• **TASK INSTRUCTIONS**
Every entry must be duplicated precisely as written.

** START GIVEN RECORDS **

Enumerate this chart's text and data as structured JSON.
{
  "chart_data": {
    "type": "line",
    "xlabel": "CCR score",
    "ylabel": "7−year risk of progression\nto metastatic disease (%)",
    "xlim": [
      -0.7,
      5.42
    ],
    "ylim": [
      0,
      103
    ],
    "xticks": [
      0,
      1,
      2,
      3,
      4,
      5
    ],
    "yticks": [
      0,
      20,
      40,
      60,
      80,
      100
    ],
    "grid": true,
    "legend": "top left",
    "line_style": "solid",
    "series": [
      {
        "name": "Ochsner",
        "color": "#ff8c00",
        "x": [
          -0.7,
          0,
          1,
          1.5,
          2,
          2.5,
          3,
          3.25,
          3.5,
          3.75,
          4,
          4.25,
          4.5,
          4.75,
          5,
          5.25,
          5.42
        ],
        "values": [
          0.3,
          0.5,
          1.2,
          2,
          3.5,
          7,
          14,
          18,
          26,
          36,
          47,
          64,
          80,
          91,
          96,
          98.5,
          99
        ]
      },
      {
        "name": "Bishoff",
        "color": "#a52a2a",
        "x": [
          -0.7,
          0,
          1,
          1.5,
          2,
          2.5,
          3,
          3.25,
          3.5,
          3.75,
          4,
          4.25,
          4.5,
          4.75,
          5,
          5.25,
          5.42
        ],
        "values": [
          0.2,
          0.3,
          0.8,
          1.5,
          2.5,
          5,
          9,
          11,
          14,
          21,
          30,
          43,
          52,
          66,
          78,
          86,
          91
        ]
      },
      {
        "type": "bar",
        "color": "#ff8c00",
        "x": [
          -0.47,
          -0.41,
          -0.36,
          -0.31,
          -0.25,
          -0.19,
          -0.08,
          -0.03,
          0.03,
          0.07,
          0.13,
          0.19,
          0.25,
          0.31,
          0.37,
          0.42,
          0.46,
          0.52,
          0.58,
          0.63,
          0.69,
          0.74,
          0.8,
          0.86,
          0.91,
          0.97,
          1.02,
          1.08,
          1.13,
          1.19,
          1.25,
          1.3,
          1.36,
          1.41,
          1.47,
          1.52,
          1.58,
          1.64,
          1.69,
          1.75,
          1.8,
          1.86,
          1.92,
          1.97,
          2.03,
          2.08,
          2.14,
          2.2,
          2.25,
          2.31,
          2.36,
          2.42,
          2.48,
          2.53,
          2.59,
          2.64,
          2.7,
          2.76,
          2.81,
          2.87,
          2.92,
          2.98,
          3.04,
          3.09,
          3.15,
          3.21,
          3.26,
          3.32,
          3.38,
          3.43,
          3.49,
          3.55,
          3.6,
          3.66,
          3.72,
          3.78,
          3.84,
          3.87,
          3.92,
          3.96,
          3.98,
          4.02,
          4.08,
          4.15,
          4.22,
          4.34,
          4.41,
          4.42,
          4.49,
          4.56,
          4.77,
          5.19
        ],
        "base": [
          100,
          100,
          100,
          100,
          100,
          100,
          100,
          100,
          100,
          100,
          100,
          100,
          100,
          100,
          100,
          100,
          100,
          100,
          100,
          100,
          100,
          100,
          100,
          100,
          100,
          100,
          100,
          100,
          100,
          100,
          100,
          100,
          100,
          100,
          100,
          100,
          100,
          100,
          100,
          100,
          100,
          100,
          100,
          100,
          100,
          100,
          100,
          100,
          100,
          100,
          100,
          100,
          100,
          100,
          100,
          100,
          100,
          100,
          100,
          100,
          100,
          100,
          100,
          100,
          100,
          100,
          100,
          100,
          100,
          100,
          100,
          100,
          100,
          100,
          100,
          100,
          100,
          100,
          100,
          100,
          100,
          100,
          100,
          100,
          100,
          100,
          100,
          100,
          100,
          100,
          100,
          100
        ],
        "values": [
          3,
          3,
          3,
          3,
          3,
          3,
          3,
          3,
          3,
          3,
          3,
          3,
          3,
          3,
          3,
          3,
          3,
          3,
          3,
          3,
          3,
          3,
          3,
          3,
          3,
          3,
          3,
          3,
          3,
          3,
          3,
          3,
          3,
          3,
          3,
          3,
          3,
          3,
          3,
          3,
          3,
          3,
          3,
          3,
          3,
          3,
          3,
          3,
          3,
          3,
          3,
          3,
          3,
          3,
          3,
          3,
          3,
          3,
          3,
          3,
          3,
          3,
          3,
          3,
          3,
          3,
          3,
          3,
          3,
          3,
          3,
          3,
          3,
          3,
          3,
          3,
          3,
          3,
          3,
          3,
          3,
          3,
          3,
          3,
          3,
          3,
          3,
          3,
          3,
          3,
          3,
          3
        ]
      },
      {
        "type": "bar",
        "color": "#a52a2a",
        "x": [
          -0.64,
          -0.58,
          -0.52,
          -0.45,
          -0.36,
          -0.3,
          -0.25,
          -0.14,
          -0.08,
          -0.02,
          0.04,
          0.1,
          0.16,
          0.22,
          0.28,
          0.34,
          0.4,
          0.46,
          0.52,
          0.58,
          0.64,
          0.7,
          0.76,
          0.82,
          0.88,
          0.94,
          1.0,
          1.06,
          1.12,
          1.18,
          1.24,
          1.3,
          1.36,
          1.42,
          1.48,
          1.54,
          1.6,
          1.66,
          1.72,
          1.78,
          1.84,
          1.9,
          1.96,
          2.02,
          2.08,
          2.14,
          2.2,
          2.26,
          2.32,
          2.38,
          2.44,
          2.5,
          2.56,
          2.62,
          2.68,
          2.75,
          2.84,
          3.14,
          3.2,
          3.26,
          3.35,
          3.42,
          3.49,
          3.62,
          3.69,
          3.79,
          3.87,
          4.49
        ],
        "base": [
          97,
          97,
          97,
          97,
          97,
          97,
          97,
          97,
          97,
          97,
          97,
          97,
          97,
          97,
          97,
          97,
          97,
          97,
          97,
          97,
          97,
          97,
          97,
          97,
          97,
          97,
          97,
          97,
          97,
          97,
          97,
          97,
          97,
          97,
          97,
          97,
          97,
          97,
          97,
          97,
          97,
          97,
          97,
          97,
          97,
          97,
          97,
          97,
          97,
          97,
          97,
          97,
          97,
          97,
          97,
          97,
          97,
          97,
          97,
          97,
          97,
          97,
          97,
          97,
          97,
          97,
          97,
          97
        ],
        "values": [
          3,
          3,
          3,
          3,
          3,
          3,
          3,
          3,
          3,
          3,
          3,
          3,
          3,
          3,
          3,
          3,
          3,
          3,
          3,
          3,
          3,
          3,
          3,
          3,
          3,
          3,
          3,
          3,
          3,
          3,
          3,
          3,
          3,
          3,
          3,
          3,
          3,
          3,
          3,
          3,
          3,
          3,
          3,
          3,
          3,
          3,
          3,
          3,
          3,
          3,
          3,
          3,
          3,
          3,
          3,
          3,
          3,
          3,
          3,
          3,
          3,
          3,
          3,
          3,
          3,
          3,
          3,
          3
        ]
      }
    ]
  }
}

** END GIVEN RECORDS **

• **TASK RESULT**
Enumerate this chart's text and data as structured JSON.
{
  "chart_data": {
    "type": "line",
    "xlabel": "CCR score",
    "ylabel": "7−year risk of progression\nto metastatic disease (%)",
    "xlim": [
      -0.7,
      5.42
    ],
    "ylim": [
      0,
      103
    ],
    "xticks": [
      0,
      1,
      2,
      3,
      4,
      5
    ],
    "yticks": [
      0,
      20,
      40,
      60,
      80,
      100
    ],
    "grid": true,
    "legend": "top left",
    "line_style": "solid",
    "series": [
      {
        "name": "Ochsner",
        "color": "#ff8c00",
        "x": [
          -0.7,
          0,
          1,
          1.5,
          2,
          2.5,
          3,
          3.25,
          3.5,
          3.75,
          4,
          4.25,
          4.5,
          4.75,
          5,
          5.25,
          5.42
        ],
        "values": [
          0.3,
          0.5,
          1.2,
          2,
          3.5,
          7,
          14,
          18,
          26,
          36,
          47,
          64,
          80,
          91,
          96,
          98.5,
          99
        ]
      },
      {
        "name": "Bishoff",
        "color": "#a52a2a",
        "x": [
          -0.7,
          0,
          1,
          1.5,
          2,
          2.5,
          3,
          3.25,
          3.5,
          3.75,
          4,
          4.25,
          4.5,
          4.75,
          5,
          5.25,
          5.42
        ],
        "values": [
          0.2,
          0.3,
          0.8,
          1.5,
          2.5,
          5,
          9,
          11,
          14,
          21,
          30,
          43,
          52,
          66,
          78,
          86,
          91
        ]
      },
      {
        "type": "bar",
        "color": "#ff8c00",
        "x": [
          -0.47,
          -0.41,
          -0.36,
          -0.31,
          -0.25,
          -0.19,
          -0.08,
          -0.03,
          0.03,
          0.07,
          0.13,
          0.19,
          0.25,
          0.31,
          0.37,
          0.42,
          0.46,
          0.52,
          0.58,
          0.63,
          0.69,
          0.74,
          0.8,
          0.86,
          0.91,
          0.97,
          1.02,
          1.08,
          1.13,
          1.19,
          1.25,
          1.3,
          1.36,
          1.41,
          1.47,
          1.52,
          1.58,
          1.64,
          1.69,
          1.75,
          1.8,
          1.86,
          1.92,
          1.97,
          2.03,
          2.08,
          2.14,
          2.2,
          2.25,
          2.31,
          2.36,
          2.42,
          2.48,
          2.53,
          2.59,
          2.64,
          2.7,
          2.76,
          2.81,
          2.87,
          2.92,
          2.98,
          3.04,
          3.09,
          3.15,
          3.21,
          3.26,
          3.32,
          3.38,
          3.43,
          3.49,
          3.55,
          3.6,
          3.66,
          3.72,
          3.78,
          3.84,
          3.87,
          3.92,
          3.96,
          3.98,
          4.02,
          4.08,
          4.15,
          4.22,
          4.34,
          4.41,
          4.42,
          4.49,
          4.56,
          4.77,
          5.19
        ],
        "base": [
          100,
          100,
          100,
          100,
          100,
          100,
          100,
          100,
          100,
          100,
          100,
          100,
          100,
          100,
          100,
          100,
          100,
          100,
          100,
          100,
          100,
          100,
          100,
          100,
          100,
          100,
          100,
          100,
          100,
          100,
          100,
          100,
          100,
          100,
          100,
          100,
          100,
          100,
          100,
          100,
          100,
          100,
          100,
          100,
          100,
          100,
          100,
          100,
          100,
          100,
          100,
          100,
          100,
          100,
          100,
          100,
          100,
          100,
          100,
          100,
          100,
          100,
          100,
          100,
          100,
          100,
          100,
          100,
          100,
          100,
          100,
          100,
          100,
          100,
          100,
          100,
          100,
          100,
          100,
          100,
          100,
          100,
          100,
          100,
          100,
          100,
          100,
          100,
          100,
          100,
          100,
          100
        ],
        "values": [
          3,
          3,
          3,
          3,
          3,
          3,
          3,
          3,
          3,
          3,
          3,
          3,
          3,
          3,
          3,
          3,
          3,
          3,
          3,
          3,
          3,
          3,
          3,
          3,
          3,
          3,
          3,
          3,
          3,
          3,
          3,
          3,
          3,
          3,
          3,
          3,
          3,
          3,
          3,
          3,
          3,
          3,
          3,
          3,
          3,
          3,
          3,
          3,
          3,
          3,
          3,
          3,
          3,
          3,
          3,
          3,
          3,
          3,
          3,
          3,
          3,
          3,
          3,
          3,
          3,
          3,
          3,
          3,
          3,
          3,
          3,
          3,
          3,
          3,
          3,
          3,
          3,
          3,
          3,
          3,
          3,
          3,
          3,
          3,
          3,
          3,
          3,
          3,
          3,
          3,
          3,
          3
        ]
      },
      {
        "type": "bar",
        "color": "#a52a2a",
        "x": [
          -0.64,
          -0.58,
          -0.52,
          -0.45,
          -0.36,
          -0.3,
          -0.25,
          -0.14,
          -0.08,
          -0.02,
          0.04,
          0.1,
          0.16,
          0.22,
          0.28,
          0.34,
          0.4,
          0.46,
          0.52,
          0.58,
          0.64,
          0.7,
          0.76,
          0.82,
          0.88,
          0.94,
          1.0,
          1.06,
          1.12,
          1.18,
          1.24,
          1.3,
          1.36,
          1.42,
          1.48,
          1.54,
          1.6,
          1.66,
          1.72,
          1.78,
          1.84,
          1.9,
          1.96,
          2.02,
          2.08,
          2.14,
          2.2,
          2.26,
          2.32,
          2.38,
          2.44,
          2.5,
          2.56,
          2.62,
          2.68,
          2.75,
          2.84,
          3.14,
          3.2,
          3.26,
          3.35,
          3.42,
          3.49,
          3.62,
          3.69,
          3.79,
          3.87,
          4.49
        ],
        "base": [
          97,
          97,
          97,
          97,
          97,
          97,
          97,
          97,
          97,
          97,
          97,
          97,
          97,
          97,
          97,
          97,
          97,
          97,
          97,
          97,
          97,
          97,
          97,
          97,
          97,
          97,
          97,
          97,
          97,
          97,
          97,
          97,
          97,
          97,
          97,
          97,
          97,
          97,
          97,
          97,
          97,
          97,
          97,
          97,
          97,
          97,
          97,
          97,
          97,
          97,
          97,
          97,
          97,
          97,
          97,
          97,
          97,
          97,
          97,
          97,
          97,
          97,
          97,
          97,
          97,
          97,
          97,
          97
        ],
        "values": [
          3,
          3,
          3,
          3,
          3,
          3,
          3,
          3,
          3,
          3,
          3,
          3,
          3,
          3,
          3,
          3,
          3,
          3,
          3,
          3,
          3,
          3,
          3,
          3,
          3,
          3,
          3,
          3,
          3,
          3,
          3,
          3,
          3,
          3,
          3,
          3,
          3,
          3,
          3,
          3,
          3,
          3,
          3,
          3,
          3,
          3,
          3,
          3,
          3,
          3,
          3,
          3,
          3,
          3,
          3,
          3,
          3,
          3,
          3,
          3,
          3,
          3,
          3,
          3,
          3,
          3,
          3,
          3
        ]
      }
    ]
  }
}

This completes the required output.